● Task: Search the material below for the word "true" and copy every line in which it occurs.
____ Extracted records
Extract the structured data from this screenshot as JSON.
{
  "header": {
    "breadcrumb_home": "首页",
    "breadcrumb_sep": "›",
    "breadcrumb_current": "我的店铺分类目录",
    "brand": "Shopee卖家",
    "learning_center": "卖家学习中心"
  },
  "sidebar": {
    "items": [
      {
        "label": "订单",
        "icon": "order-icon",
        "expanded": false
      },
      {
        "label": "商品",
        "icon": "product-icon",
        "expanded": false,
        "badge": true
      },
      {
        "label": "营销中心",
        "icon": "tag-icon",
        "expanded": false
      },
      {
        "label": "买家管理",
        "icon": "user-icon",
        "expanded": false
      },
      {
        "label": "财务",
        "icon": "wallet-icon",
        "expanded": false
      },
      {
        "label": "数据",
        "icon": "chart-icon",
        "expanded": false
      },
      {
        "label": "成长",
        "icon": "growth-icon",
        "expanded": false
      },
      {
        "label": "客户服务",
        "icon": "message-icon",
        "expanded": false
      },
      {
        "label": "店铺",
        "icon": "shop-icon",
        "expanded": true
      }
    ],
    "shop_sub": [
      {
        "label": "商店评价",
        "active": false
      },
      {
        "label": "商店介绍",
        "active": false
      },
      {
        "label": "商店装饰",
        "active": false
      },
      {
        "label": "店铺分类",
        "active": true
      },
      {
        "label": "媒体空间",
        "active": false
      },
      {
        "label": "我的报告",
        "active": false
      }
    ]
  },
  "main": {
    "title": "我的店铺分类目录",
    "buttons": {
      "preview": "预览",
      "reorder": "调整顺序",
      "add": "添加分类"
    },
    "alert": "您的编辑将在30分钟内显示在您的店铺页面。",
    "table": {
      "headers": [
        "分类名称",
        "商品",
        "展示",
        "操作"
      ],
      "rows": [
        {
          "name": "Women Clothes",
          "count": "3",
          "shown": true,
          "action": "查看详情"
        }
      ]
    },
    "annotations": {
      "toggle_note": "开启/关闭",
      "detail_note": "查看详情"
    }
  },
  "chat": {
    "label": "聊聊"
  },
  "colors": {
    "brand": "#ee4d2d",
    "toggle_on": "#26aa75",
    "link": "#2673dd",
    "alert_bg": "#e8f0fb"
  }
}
________
● Worked answer:
        "badge": true
        "expanded": true
        "active": true
          "shown": true,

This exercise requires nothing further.